[Extracted records]
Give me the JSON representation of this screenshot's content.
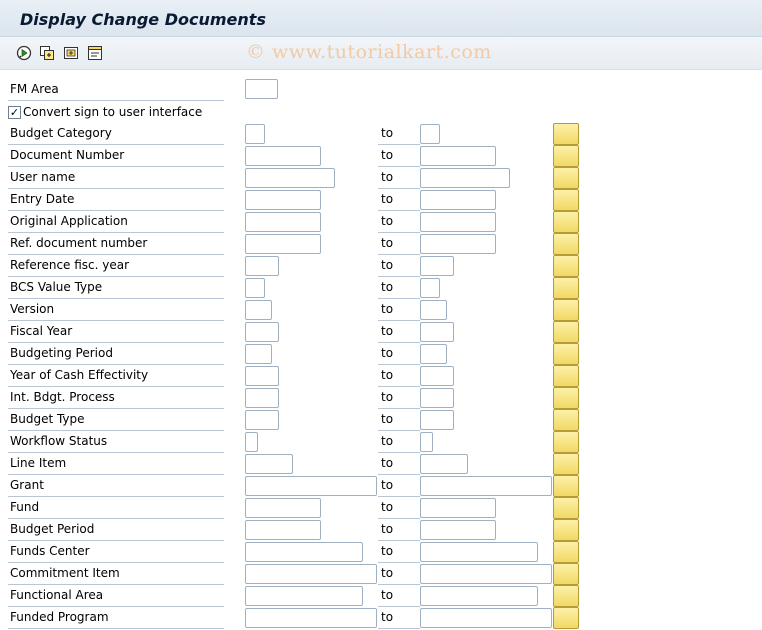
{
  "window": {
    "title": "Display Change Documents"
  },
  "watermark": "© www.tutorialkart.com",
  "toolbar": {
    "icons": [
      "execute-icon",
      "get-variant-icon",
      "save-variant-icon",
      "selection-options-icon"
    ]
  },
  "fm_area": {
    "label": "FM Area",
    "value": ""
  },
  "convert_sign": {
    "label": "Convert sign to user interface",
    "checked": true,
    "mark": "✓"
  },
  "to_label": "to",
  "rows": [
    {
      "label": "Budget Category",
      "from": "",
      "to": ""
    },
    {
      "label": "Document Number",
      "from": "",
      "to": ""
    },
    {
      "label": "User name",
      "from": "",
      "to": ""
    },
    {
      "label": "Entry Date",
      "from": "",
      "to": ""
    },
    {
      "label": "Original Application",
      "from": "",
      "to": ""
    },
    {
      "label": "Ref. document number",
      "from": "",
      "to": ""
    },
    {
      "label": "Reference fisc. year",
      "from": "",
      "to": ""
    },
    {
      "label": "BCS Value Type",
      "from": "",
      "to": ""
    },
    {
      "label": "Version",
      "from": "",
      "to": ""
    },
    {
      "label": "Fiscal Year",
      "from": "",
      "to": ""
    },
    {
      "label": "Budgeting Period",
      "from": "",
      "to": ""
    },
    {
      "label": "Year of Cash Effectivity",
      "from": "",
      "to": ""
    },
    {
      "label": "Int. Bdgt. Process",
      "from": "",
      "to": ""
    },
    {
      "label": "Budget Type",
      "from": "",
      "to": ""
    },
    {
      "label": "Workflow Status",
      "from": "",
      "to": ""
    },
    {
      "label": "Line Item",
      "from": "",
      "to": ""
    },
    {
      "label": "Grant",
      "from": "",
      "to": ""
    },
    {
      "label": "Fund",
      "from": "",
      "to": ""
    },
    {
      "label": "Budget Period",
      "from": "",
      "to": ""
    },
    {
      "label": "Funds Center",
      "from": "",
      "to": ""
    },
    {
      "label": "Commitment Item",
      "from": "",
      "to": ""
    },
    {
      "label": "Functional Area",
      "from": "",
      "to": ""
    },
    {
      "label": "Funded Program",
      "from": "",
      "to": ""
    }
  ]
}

* * *

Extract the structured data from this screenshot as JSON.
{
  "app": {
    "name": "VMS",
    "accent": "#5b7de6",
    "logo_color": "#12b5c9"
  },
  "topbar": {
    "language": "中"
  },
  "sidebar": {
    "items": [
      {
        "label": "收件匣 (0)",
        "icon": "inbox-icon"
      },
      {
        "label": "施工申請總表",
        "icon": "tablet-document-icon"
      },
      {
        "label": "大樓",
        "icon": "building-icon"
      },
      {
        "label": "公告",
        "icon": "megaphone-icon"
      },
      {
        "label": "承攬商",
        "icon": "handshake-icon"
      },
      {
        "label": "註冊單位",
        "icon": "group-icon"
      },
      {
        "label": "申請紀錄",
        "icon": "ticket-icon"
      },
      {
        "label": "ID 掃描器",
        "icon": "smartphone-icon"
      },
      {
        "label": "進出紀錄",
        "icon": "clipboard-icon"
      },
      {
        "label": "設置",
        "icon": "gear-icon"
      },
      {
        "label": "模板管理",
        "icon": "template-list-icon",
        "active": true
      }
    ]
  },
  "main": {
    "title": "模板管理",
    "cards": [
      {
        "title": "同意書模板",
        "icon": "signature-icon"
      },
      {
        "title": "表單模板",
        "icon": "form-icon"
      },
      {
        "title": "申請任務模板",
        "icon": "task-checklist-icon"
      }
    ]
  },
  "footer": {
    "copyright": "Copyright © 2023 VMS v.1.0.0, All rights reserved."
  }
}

▸ Set task:
Determine how many lines in the listing above hold the word "JSON", answering with the number only.

▸ Written solution:
2